> What is expected
Every record below should be printed exactly as it appears.

> Exercise material
--- Start ---

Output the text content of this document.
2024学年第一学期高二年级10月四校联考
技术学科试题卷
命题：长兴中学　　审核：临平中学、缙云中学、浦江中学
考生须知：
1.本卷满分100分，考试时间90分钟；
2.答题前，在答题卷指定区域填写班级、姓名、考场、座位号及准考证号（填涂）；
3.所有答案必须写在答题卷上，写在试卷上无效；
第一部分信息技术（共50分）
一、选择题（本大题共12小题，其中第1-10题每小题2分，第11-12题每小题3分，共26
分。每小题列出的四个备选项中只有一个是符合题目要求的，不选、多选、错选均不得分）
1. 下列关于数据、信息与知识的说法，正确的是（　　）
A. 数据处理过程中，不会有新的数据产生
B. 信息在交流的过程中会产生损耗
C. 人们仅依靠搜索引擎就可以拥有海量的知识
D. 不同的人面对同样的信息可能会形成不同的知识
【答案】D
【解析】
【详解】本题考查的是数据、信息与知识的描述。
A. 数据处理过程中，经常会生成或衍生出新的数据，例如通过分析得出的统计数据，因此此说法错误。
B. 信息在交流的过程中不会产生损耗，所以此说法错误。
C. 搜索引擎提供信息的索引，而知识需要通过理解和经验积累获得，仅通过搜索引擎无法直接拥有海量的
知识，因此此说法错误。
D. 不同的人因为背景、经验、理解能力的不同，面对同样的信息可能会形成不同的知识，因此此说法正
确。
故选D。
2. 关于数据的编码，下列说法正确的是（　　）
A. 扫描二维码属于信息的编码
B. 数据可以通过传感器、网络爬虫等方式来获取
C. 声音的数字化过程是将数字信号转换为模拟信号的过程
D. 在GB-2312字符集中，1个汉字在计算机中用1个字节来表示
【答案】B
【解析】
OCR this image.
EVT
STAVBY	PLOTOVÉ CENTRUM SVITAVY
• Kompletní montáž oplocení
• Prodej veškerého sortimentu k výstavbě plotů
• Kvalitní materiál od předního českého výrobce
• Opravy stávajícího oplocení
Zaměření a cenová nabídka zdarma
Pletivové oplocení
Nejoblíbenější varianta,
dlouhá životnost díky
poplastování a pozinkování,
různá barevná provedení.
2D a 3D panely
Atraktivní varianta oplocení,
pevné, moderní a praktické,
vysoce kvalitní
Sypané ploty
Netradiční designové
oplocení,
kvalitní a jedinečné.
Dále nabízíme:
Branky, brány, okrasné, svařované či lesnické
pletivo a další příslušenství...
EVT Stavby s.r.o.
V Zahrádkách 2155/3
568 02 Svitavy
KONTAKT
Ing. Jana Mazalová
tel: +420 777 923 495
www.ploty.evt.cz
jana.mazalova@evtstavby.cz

--- End ---

> Answer to the task
Output the text content of this document.
2024学年第一学期高二年级10月四校联考
技术学科试题卷
命题：长兴中学　　审核：临平中学、缙云中学、浦江中学
考生须知：
1.本卷满分100分，考试时间90分钟；
2.答题前，在答题卷指定区域填写班级、姓名、考场、座位号及准考证号（填涂）；
3.所有答案必须写在答题卷上，写在试卷上无效；
第一部分信息技术（共50分）
一、选择题（本大题共12小题，其中第1-10题每小题2分，第11-12题每小题3分，共26
分。每小题列出的四个备选项中只有一个是符合题目要求的，不选、多选、错选均不得分）
1. 下列关于数据、信息与知识的说法，正确的是（　　）
A. 数据处理过程中，不会有新的数据产生
B. 信息在交流的过程中会产生损耗
C. 人们仅依靠搜索引擎就可以拥有海量的知识
D. 不同的人面对同样的信息可能会形成不同的知识
【答案】D
【解析】
【详解】本题考查的是数据、信息与知识的描述。
A. 数据处理过程中，经常会生成或衍生出新的数据，例如通过分析得出的统计数据，因此此说法错误。
B. 信息在交流的过程中不会产生损耗，所以此说法错误。
C. 搜索引擎提供信息的索引，而知识需要通过理解和经验积累获得，仅通过搜索引擎无法直接拥有海量的
知识，因此此说法错误。
D. 不同的人因为背景、经验、理解能力的不同，面对同样的信息可能会形成不同的知识，因此此说法正
确。
故选D。
2. 关于数据的编码，下列说法正确的是（　　）
A. 扫描二维码属于信息的编码
B. 数据可以通过传感器、网络爬虫等方式来获取
C. 声音的数字化过程是将数字信号转换为模拟信号的过程
D. 在GB-2312字符集中，1个汉字在计算机中用1个字节来表示
【答案】B
【解析】
OCR this image.
EVT
STAVBY	PLOTOVÉ CENTRUM SVITAVY
• Kompletní montáž oplocení
• Prodej veškerého sortimentu k výstavbě plotů
• Kvalitní materiál od předního českého výrobce
• Opravy stávajícího oplocení
Zaměření a cenová nabídka zdarma
Pletivové oplocení
Nejoblíbenější varianta,
dlouhá životnost díky
poplastování a pozinkování,
různá barevná provedení.
2D a 3D panely
Atraktivní varianta oplocení,
pevné, moderní a praktické,
vysoce kvalitní
Sypané ploty
Netradiční designové
oplocení,
kvalitní a jedinečné.
Dále nabízíme:
Branky, brány, okrasné, svařované či lesnické
pletivo a další příslušenství...
EVT Stavby s.r.o.
V Zahrádkách 2155/3
568 02 Svitavy
KONTAKT
Ing. Jana Mazalová
tel: +420 777 923 495
www.ploty.evt.cz
jana.mazalova@evtstavby.cz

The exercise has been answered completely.